**WHAT IS REQUIRED**
In the part of the listing that opens with the line containing "svg-text:o: o — [98, 276, 105, 280]" and closes with the line containing "svg-text:2 x 4", change "earth conductor" to "ground conductor" and give those lines again, with everything else unchanged.

[Begin AVAILABLE RECORDS]

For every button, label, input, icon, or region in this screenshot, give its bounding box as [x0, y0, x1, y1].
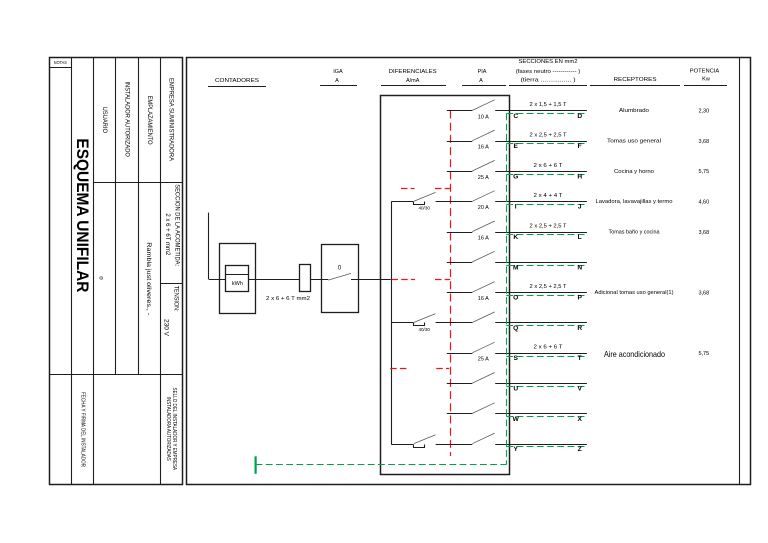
svg-text:o: o — [98, 276, 105, 280]
earth conductor row 7 (green dashed) — [506, 295, 587, 297]
svg-text:Z: Z — [578, 446, 582, 453]
svg-text:kWh: kWh — [232, 281, 243, 287]
svg-text:Adicional tomas uso general(1): Adicional tomas uso general(1) — [595, 290, 674, 296]
svg-text:0: 0 — [338, 265, 342, 271]
svg-text:2 x 2,5 + 2,5 T: 2 x 2,5 + 2,5 T — [530, 133, 568, 139]
svg-text:EMPLAZAMIENTO: EMPLAZAMIENTO — [146, 96, 153, 145]
svg-text:2 x 2,5 + 2,5 T: 2 x 2,5 + 2,5 T — [530, 223, 568, 229]
svg-text:M: M — [513, 264, 519, 271]
svg-text:PIA: PIA — [478, 69, 487, 75]
main branch switch — [391, 444, 413, 446]
earth conductor row 6 (green dashed) — [506, 265, 587, 267]
wire: entrance to meter — [209, 279, 226, 281]
earth conductor row 11 (green dashed) — [506, 416, 587, 418]
earth electrode — [255, 456, 257, 474]
phase bus — [391, 202, 393, 444]
svg-text:2 x 6 + 6 T mm2: 2 x 6 + 6 T mm2 — [266, 296, 310, 302]
svg-text:2 x 1,5 + 1,5 T: 2 x 1,5 + 1,5 T — [530, 102, 568, 108]
svg-text:25 A: 25 A — [478, 357, 489, 363]
svg-text:X: X — [577, 416, 582, 423]
svg-text:Rambla just oliveres., -: Rambla just oliveres., - — [145, 242, 152, 315]
branch circuit row 7: PIA breaker — [447, 292, 473, 294]
svg-text:FECHA Y FIRMA DEL INSTALADOR: FECHA Y FIRMA DEL INSTALADOR — [79, 392, 85, 467]
svg-text:2 x 4 + 4 T: 2 x 4 + 4 T — [534, 193, 564, 199]
svg-text:V: V — [577, 386, 582, 393]
branch circuit row 6: PIA breaker — [447, 262, 473, 264]
svg-text:Q: Q — [513, 325, 518, 332]
svg-text:N: N — [577, 264, 582, 271]
svg-text:DIFERENCIALES: DIFERENCIALES — [389, 69, 437, 75]
svg-text:3,68: 3,68 — [698, 290, 709, 296]
svg-text:Alumbrado: Alumbrado — [619, 108, 649, 114]
svg-text:J: J — [578, 204, 582, 211]
svg-text:3,68: 3,68 — [698, 230, 709, 236]
earth conductor row 3 (green dashed) — [506, 174, 587, 176]
svg-text:P: P — [577, 295, 582, 302]
svg-text:U: U — [513, 386, 518, 393]
svg-text:Kw: Kw — [702, 77, 710, 83]
svg-text:INSTALADORA AUTORIZADAS: INSTALADORA AUTORIZADAS — [165, 397, 171, 462]
svg-text:G: G — [513, 173, 518, 180]
meter kWh — [226, 266, 249, 292]
earth conductor row 12 (green dashed) — [506, 446, 587, 448]
switch IGA blade — [328, 273, 351, 280]
distribution panel enclosure — [381, 96, 510, 475]
svg-text:10 A: 10 A — [478, 114, 489, 120]
svg-text:16 A: 16 A — [478, 296, 489, 302]
svg-text:S: S — [513, 355, 518, 362]
svg-text:20 A: 20 A — [478, 205, 489, 211]
svg-text:L: L — [578, 234, 582, 241]
svg-text:Y: Y — [513, 446, 518, 453]
svg-text:C: C — [513, 113, 518, 120]
earth conductor row 10 (green dashed) — [506, 386, 587, 388]
earth conductor row 8 (green dashed) — [506, 325, 587, 327]
svg-text:Tomas baño y cocina: Tomas baño y cocina — [609, 229, 661, 235]
branch circuit row 2: PIA breaker — [447, 141, 473, 143]
svg-text:Lavadora, lavavajillas y termo: Lavadora, lavavajillas y termo — [596, 199, 673, 205]
svg-text:(tierra ................ ): (tierra ................ ) — [521, 78, 576, 84]
svg-text:K: K — [513, 234, 518, 241]
earth conductor row 4 (green dashed) — [506, 204, 587, 206]
differential breaker 40/30 — [391, 322, 413, 324]
branch circuit row 11: PIA breaker — [447, 413, 473, 415]
svg-text:I: I — [515, 204, 517, 211]
svg-text:2,30: 2,30 — [698, 109, 709, 115]
fuse F1 — [300, 265, 311, 292]
branch circuit row 8: PIA breaker — [472, 312, 494, 323]
svg-text:CONTADORES: CONTADORES — [215, 78, 259, 84]
svg-text:W: W — [513, 416, 520, 423]
svg-text:RECEPTORES: RECEPTORES — [614, 77, 657, 83]
svg-text:D: D — [577, 113, 582, 120]
svg-text:4,60: 4,60 — [698, 200, 709, 206]
svg-text:SECCIONES EN mm2: SECCIONES EN mm2 — [519, 59, 578, 65]
svg-text:5,75: 5,75 — [698, 351, 709, 357]
wire: IGA to bus — [351, 279, 391, 281]
neutral bus (red dashed) — [450, 111, 452, 457]
differential breaker 40/30 — [391, 201, 413, 203]
svg-text:POTENCIA: POTENCIA — [690, 69, 720, 75]
svg-text:3,68: 3,68 — [698, 139, 709, 145]
earth conductor row 9 (green dashed) — [506, 356, 587, 358]
svg-text:F: F — [578, 143, 582, 150]
svg-text:H: H — [577, 173, 582, 180]
branch circuit row 5: PIA breaker — [447, 232, 473, 234]
branch circuit row 1: PIA breaker — [447, 110, 473, 112]
neutral branch red dashed y188 — [401, 188, 415, 190]
svg-text:SECCION DE LA ACOMETIDA:: SECCION DE LA ACOMETIDA: — [174, 184, 181, 266]
svg-text:O: O — [513, 295, 518, 302]
svg-text:EMPRESA SUMINISTRADORA: EMPRESA SUMINISTRADORA — [167, 78, 174, 162]
svg-text:Cocina y horno: Cocina y horno — [614, 169, 654, 175]
earth bus bottom (green dashed) — [256, 464, 507, 466]
branch circuit row 3: PIA breaker — [447, 171, 473, 173]
svg-text:A: A — [335, 78, 339, 84]
svg-text:40/30: 40/30 — [418, 206, 430, 211]
svg-text:Tomas uso general: Tomas uso general — [607, 139, 661, 145]
svg-text:2 x 6 + 6 T: 2 x 6 + 6 T — [534, 345, 564, 351]
svg-text:2 x 6 + 6 T: 2 x 6 + 6 T — [534, 163, 564, 169]
svg-text:5,75: 5,75 — [698, 169, 709, 175]
neutral branch red dashed y279 — [392, 279, 416, 281]
wire: fuse to IGA — [310, 279, 328, 281]
svg-text:A/mA: A/mA — [406, 78, 420, 84]
earth conductor row 2 (green dashed) — [506, 143, 587, 145]
meter kWh outer enclosure — [220, 244, 256, 314]
earth conductor row 5 (green dashed) — [506, 234, 587, 236]
svg-text:IGA: IGA — [333, 69, 343, 75]
branch circuit row 9: PIA breaker — [447, 353, 473, 355]
svg-text:NOTAS: NOTAS — [54, 60, 67, 65]
svg-text:(fases neutro ------------ ): (fases neutro ------------ ) — [516, 69, 581, 75]
svg-text:TENSION:: TENSION: — [173, 286, 180, 312]
svg-text:2 x 6 + 6T mm2: 2 x 6 + 6T mm2 — [164, 213, 171, 256]
branch circuit row 4: PIA breaker — [472, 191, 494, 202]
svg-text:R: R — [577, 325, 582, 332]
branch circuit row 10: PIA breaker — [447, 383, 473, 385]
earth bus vertical (green dashed) — [506, 114, 508, 465]
svg-text:230 V: 230 V — [163, 319, 170, 337]
svg-text:25 A: 25 A — [478, 175, 489, 181]
svg-text:E: E — [513, 143, 518, 150]
svg-text:Aire acondicionado: Aire acondicionado — [604, 349, 665, 359]
svg-text:A: A — [479, 78, 483, 84]
svg-text:ESQUEMA UNIFILAR: ESQUEMA UNIFILAR — [73, 138, 91, 292]
wire: service entrance drop — [208, 213, 210, 280]
svg-text:USUARIO: USUARIO — [101, 107, 108, 134]
svg-text:INSTALADOR AUTORIZADO: INSTALADOR AUTORIZADO — [124, 81, 131, 157]
svg-text:2 x 2,5 + 2,5 T: 2 x 2,5 + 2,5 T — [530, 284, 568, 290]
svg-text:16 A: 16 A — [478, 145, 489, 151]
earth conductor row 1 (green dashed) — [506, 113, 587, 115]
branch circuit row 12: PIA breaker — [472, 433, 494, 444]
svg-text:T: T — [578, 355, 582, 362]
svg-text:16 A: 16 A — [478, 236, 489, 242]
switch IGA enclosure — [322, 245, 359, 313]
wire: meter to fuse — [249, 279, 299, 281]
svg-text:40/30: 40/30 — [418, 327, 430, 332]
neutral branch red dashed y368 — [390, 368, 409, 370]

[End AVAILABLE RECORDS]

**ANSWER FOR THIS EXERCISE**
svg-text:o: o — [98, 276, 105, 280]
ground conductor row 7 (green dashed) — [506, 295, 587, 297]
svg-text:Z: Z — [578, 446, 582, 453]
svg-text:kWh: kWh — [232, 281, 243, 287]
svg-text:Adicional tomas uso general(1): Adicional tomas uso general(1) — [595, 290, 674, 296]
svg-text:0: 0 — [338, 265, 342, 271]
svg-text:2 x 2,5 + 2,5 T: 2 x 2,5 + 2,5 T — [530, 133, 568, 139]
svg-text:EMPLAZAMIENTO: EMPLAZAMIENTO — [146, 96, 153, 145]
svg-text:2 x 2,5 + 2,5 T: 2 x 2,5 + 2,5 T — [530, 223, 568, 229]
svg-text:M: M — [513, 264, 519, 271]
svg-text:PIA: PIA — [478, 69, 487, 75]
main branch switch — [391, 444, 413, 446]
ground conductor row 6 (green dashed) — [506, 265, 587, 267]
wire: entrance to meter — [209, 279, 226, 281]
ground conductor row 11 (green dashed) — [506, 416, 587, 418]
earth electrode — [255, 456, 257, 474]
phase bus — [391, 202, 393, 444]
svg-text:2 x 6 + 6 T mm2: 2 x 6 + 6 T mm2 — [266, 296, 310, 302]
svg-text:2 x 1,5 + 1,5 T: 2 x 1,5 + 1,5 T — [530, 102, 568, 108]
svg-text:25 A: 25 A — [478, 357, 489, 363]
svg-text:X: X — [577, 416, 582, 423]
svg-text:Rambla just oliveres., -: Rambla just oliveres., - — [145, 242, 152, 315]
branch circuit row 7: PIA breaker — [447, 292, 473, 294]
svg-text:FECHA Y FIRMA DEL INSTALADOR: FECHA Y FIRMA DEL INSTALADOR — [79, 392, 85, 467]
svg-text:2 x 4 + 4 T: 2 x 4 + 4 T — [534, 193, 564, 199]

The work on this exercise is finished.